- **ENTRIES**:
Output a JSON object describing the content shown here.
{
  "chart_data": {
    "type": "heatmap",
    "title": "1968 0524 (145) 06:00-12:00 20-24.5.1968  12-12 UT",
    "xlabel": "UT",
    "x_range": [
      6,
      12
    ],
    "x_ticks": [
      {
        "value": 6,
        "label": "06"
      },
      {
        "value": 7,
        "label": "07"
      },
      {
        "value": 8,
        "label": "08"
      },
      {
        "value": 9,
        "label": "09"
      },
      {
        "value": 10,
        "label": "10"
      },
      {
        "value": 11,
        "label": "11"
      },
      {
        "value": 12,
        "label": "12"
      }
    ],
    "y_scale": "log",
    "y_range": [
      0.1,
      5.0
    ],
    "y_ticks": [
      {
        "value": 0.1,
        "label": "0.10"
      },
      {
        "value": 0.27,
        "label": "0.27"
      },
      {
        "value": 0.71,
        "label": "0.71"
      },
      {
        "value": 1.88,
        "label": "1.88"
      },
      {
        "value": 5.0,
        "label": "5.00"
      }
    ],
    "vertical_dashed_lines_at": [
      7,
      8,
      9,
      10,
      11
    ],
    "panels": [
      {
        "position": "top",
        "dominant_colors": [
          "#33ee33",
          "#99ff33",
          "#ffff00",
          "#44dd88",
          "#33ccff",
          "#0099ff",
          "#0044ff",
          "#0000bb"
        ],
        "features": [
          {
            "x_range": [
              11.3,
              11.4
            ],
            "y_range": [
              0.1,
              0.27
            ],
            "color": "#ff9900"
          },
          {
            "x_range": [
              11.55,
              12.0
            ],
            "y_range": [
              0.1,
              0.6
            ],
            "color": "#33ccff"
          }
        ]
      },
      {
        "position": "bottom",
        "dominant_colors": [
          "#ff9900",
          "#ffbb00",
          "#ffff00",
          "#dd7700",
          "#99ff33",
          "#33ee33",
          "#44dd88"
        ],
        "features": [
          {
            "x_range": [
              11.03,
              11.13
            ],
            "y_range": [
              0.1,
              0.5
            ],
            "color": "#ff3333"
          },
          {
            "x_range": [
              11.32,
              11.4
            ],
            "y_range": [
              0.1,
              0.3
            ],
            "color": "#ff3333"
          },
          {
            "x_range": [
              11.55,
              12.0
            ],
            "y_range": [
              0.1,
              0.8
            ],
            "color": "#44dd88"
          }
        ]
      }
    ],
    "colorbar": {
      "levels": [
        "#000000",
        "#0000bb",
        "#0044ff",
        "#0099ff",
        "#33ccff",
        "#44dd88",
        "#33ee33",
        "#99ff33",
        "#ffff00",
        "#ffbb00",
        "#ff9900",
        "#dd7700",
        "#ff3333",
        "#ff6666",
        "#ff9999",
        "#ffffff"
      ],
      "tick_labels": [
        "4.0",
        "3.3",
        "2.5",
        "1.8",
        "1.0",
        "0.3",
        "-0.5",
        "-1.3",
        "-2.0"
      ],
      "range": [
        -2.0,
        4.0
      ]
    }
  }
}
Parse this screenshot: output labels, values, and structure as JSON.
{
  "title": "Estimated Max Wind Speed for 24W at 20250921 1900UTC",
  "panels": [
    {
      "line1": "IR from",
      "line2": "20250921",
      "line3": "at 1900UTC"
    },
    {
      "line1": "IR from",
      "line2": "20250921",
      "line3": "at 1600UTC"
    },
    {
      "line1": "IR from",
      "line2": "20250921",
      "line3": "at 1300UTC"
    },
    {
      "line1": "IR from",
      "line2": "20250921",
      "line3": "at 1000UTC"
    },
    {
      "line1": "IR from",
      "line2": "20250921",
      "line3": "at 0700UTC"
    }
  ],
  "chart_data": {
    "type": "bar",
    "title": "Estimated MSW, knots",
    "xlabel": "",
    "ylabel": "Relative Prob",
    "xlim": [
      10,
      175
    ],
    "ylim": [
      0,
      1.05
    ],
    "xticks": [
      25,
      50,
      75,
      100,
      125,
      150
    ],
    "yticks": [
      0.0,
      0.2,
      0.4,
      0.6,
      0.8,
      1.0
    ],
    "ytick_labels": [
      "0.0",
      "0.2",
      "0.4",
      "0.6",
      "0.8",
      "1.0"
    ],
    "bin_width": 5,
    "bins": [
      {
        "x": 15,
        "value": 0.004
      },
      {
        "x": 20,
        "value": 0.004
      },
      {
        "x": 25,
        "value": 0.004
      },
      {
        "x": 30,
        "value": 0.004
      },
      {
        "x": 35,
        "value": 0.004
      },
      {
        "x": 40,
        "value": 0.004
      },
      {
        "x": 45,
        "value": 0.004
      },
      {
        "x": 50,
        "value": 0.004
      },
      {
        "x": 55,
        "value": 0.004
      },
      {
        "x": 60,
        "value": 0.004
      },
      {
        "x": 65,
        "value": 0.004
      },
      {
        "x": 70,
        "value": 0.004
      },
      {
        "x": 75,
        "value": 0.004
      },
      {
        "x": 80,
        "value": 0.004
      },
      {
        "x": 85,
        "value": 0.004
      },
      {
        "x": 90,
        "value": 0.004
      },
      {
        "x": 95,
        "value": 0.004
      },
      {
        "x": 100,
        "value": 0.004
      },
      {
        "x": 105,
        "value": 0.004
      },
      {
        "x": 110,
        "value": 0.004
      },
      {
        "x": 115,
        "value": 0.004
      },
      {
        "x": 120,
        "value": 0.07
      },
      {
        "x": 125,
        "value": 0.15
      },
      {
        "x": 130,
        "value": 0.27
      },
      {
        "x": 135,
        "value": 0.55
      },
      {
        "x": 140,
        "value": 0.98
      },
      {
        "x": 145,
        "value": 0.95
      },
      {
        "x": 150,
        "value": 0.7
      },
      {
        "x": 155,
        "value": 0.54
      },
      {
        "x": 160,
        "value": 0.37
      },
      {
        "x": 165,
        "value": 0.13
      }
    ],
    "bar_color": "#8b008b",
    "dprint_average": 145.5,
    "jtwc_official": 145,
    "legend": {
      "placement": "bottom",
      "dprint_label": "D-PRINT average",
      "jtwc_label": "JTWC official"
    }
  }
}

- **WHAT YOU HAVE TO DO**: Go through the listing above and restate it word for word.

- **RESPONSE TO THIS TASK**:
Output a JSON object describing the content shown here.
{
  "chart_data": {
    "type": "heatmap",
    "title": "1968 0524 (145) 06:00-12:00 20-24.5.1968  12-12 UT",
    "xlabel": "UT",
    "x_range": [
      6,
      12
    ],
    "x_ticks": [
      {
        "value": 6,
        "label": "06"
      },
      {
        "value": 7,
        "label": "07"
      },
      {
        "value": 8,
        "label": "08"
      },
      {
        "value": 9,
        "label": "09"
      },
      {
        "value": 10,
        "label": "10"
      },
      {
        "value": 11,
        "label": "11"
      },
      {
        "value": 12,
        "label": "12"
      }
    ],
    "y_scale": "log",
    "y_range": [
      0.1,
      5.0
    ],
    "y_ticks": [
      {
        "value": 0.1,
        "label": "0.10"
      },
      {
        "value": 0.27,
        "label": "0.27"
      },
      {
        "value": 0.71,
        "label": "0.71"
      },
      {
        "value": 1.88,
        "label": "1.88"
      },
      {
        "value": 5.0,
        "label": "5.00"
      }
    ],
    "vertical_dashed_lines_at": [
      7,
      8,
      9,
      10,
      11
    ],
    "panels": [
      {
        "position": "top",
        "dominant_colors": [
          "#33ee33",
          "#99ff33",
          "#ffff00",
          "#44dd88",
          "#33ccff",
          "#0099ff",
          "#0044ff",
          "#0000bb"
        ],
        "features": [
          {
            "x_range": [
              11.3,
              11.4
            ],
            "y_range": [
              0.1,
              0.27
            ],
            "color": "#ff9900"
          },
          {
            "x_range": [
              11.55,
              12.0
            ],
            "y_range": [
              0.1,
              0.6
            ],
            "color": "#33ccff"
          }
        ]
      },
      {
        "position": "bottom",
        "dominant_colors": [
          "#ff9900",
          "#ffbb00",
          "#ffff00",
          "#dd7700",
          "#99ff33",
          "#33ee33",
          "#44dd88"
        ],
        "features": [
          {
            "x_range": [
              11.03,
              11.13
            ],
            "y_range": [
              0.1,
              0.5
            ],
            "color": "#ff3333"
          },
          {
            "x_range": [
              11.32,
              11.4
            ],
            "y_range": [
              0.1,
              0.3
            ],
            "color": "#ff3333"
          },
          {
            "x_range": [
              11.55,
              12.0
            ],
            "y_range": [
              0.1,
              0.8
            ],
            "color": "#44dd88"
          }
        ]
      }
    ],
    "colorbar": {
      "levels": [
        "#000000",
        "#0000bb",
        "#0044ff",
        "#0099ff",
        "#33ccff",
        "#44dd88",
        "#33ee33",
        "#99ff33",
        "#ffff00",
        "#ffbb00",
        "#ff9900",
        "#dd7700",
        "#ff3333",
        "#ff6666",
        "#ff9999",
        "#ffffff"
      ],
      "tick_labels": [
        "4.0",
        "3.3",
        "2.5",
        "1.8",
        "1.0",
        "0.3",
        "-0.5",
        "-1.3",
        "-2.0"
      ],
      "range": [
        -2.0,
        4.0
      ]
    }
  }
}
Parse this screenshot: output labels, values, and structure as JSON.
{
  "title": "Estimated Max Wind Speed for 24W at 20250921 1900UTC",
  "panels": [
    {
      "line1": "IR from",
      "line2": "20250921",
      "line3": "at 1900UTC"
    },
    {
      "line1": "IR from",
      "line2": "20250921",
      "line3": "at 1600UTC"
    },
    {
      "line1": "IR from",
      "line2": "20250921",
      "line3": "at 1300UTC"
    },
    {
      "line1": "IR from",
      "line2": "20250921",
      "line3": "at 1000UTC"
    },
    {
      "line1": "IR from",
      "line2": "20250921",
      "line3": "at 0700UTC"
    }
  ],
  "chart_data": {
    "type": "bar",
    "title": "Estimated MSW, knots",
    "xlabel": "",
    "ylabel": "Relative Prob",
    "xlim": [
      10,
      175
    ],
    "ylim": [
      0,
      1.05
    ],
    "xticks": [
      25,
      50,
      75,
      100,
      125,
      150
    ],
    "yticks": [
      0.0,
      0.2,
      0.4,
      0.6,
      0.8,
      1.0
    ],
    "ytick_labels": [
      "0.0",
      "0.2",
      "0.4",
      "0.6",
      "0.8",
      "1.0"
    ],
    "bin_width": 5,
    "bins": [
      {
        "x": 15,
        "value": 0.004
      },
      {
        "x": 20,
        "value": 0.004
      },
      {
        "x": 25,
        "value": 0.004
      },
      {
        "x": 30,
        "value": 0.004
      },
      {
        "x": 35,
        "value": 0.004
      },
      {
        "x": 40,
        "value": 0.004
      },
      {
        "x": 45,
        "value": 0.004
      },
      {
        "x": 50,
        "value": 0.004
      },
      {
        "x": 55,
        "value": 0.004
      },
      {
        "x": 60,
        "value": 0.004
      },
      {
        "x": 65,
        "value": 0.004
      },
      {
        "x": 70,
        "value": 0.004
      },
      {
        "x": 75,
        "value": 0.004
      },
      {
        "x": 80,
        "value": 0.004
      },
      {
        "x": 85,
        "value": 0.004
      },
      {
        "x": 90,
        "value": 0.004
      },
      {
        "x": 95,
        "value": 0.004
      },
      {
        "x": 100,
        "value": 0.004
      },
      {
        "x": 105,
        "value": 0.004
      },
      {
        "x": 110,
        "value": 0.004
      },
      {
        "x": 115,
        "value": 0.004
      },
      {
        "x": 120,
        "value": 0.07
      },
      {
        "x": 125,
        "value": 0.15
      },
      {
        "x": 130,
        "value": 0.27
      },
      {
        "x": 135,
        "value": 0.55
      },
      {
        "x": 140,
        "value": 0.98
      },
      {
        "x": 145,
        "value": 0.95
      },
      {
        "x": 150,
        "value": 0.7
      },
      {
        "x": 155,
        "value": 0.54
      },
      {
        "x": 160,
        "value": 0.37
      },
      {
        "x": 165,
        "value": 0.13
      }
    ],
    "bar_color": "#8b008b",
    "dprint_average": 145.5,
    "jtwc_official": 145,
    "legend": {
      "placement": "bottom",
      "dprint_label": "D-PRINT average",
      "jtwc_label": "JTWC official"
    }
  }
}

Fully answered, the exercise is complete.